• DATA PROVIDED:
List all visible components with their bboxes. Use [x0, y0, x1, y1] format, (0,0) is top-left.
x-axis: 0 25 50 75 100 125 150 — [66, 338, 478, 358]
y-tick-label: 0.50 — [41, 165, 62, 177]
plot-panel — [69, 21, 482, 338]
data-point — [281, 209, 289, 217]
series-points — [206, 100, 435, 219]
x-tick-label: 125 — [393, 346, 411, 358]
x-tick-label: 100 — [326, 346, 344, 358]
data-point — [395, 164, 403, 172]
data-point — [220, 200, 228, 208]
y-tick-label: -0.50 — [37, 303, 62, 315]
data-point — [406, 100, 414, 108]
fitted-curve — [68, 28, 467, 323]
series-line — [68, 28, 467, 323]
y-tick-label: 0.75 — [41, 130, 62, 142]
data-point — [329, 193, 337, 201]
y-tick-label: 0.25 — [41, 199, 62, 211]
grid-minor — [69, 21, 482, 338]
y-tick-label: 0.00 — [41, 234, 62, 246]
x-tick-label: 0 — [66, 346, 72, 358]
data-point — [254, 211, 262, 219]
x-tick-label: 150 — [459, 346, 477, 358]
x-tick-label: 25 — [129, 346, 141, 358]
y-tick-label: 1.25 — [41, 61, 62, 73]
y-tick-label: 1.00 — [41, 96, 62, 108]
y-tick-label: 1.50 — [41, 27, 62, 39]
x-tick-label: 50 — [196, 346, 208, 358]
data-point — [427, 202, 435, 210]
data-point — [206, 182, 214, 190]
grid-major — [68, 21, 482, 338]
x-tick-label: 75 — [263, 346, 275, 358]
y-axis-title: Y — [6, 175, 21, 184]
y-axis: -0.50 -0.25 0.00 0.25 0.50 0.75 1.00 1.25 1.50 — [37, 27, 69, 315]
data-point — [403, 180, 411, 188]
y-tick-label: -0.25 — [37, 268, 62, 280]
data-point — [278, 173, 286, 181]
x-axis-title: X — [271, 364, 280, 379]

• INSTRUCTION: Starting at the first of the lines above and ending at the line that contains "x-tick-label: 100 — [326, 346, 344, 358]", write those lines out again, swapping "plot-panel" for "plot-area" and keeping everything else the same.

• EXERCISE SOLUTION:
List all visible components with their bboxes. Use [x0, y0, x1, y1] format, (0,0) is top-left.
x-axis: 0 25 50 75 100 125 150 — [66, 338, 478, 358]
y-tick-label: 0.50 — [41, 165, 62, 177]
plot-area — [69, 21, 482, 338]
data-point — [281, 209, 289, 217]
series-points — [206, 100, 435, 219]
x-tick-label: 125 — [393, 346, 411, 358]
x-tick-label: 100 — [326, 346, 344, 358]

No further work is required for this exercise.